What is the count of lines in the listing below that hold the string "ordinary"? Reply with that number alone.

****************

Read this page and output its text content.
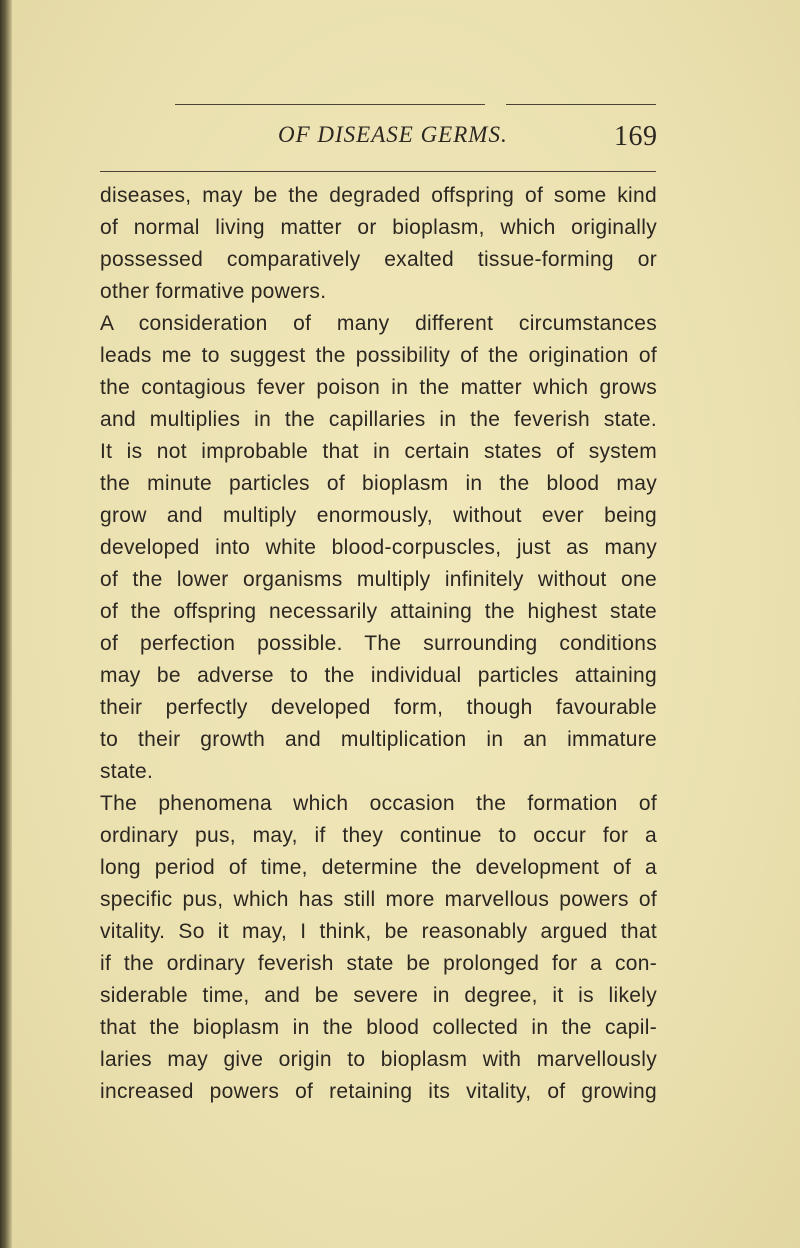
OF DISEASE GERMS.	169
diseases, may be the degraded offspring of some kind
of normal living matter or bioplasm, which originally
possessed comparatively exalted tissue-forming or
other formative powers.
A consideration of many different circumstances
leads me to suggest the possibility of the origination of
the contagious fever poison in the matter which grows
and multiplies in the capillaries in the feverish state.
It is not improbable that in certain states of system
the minute particles of bioplasm in the blood may
grow and multiply enormously, without ever being
developed into white blood-corpuscles, just as many
of the lower organisms multiply infinitely without one
of the offspring necessarily attaining the highest state
of perfection possible. The surrounding conditions
may be adverse to the individual particles attaining
their perfectly developed form, though favourable
to their growth and multiplication in an immature
state.
The phenomena which occasion the formation of
ordinary pus, may, if they continue to occur for a
long period of time, determine the development of a
specific pus, which has still more marvellous powers of
vitality. So it may, I think, be reasonably argued that
if the ordinary feverish state be prolonged for a con-
siderable time, and be severe in degree, it is likely
that the bioplasm in the blood collected in the capil-
laries may give origin to bioplasm with marvellously
increased powers of retaining its vitality, of growing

****************

• _Final result_
2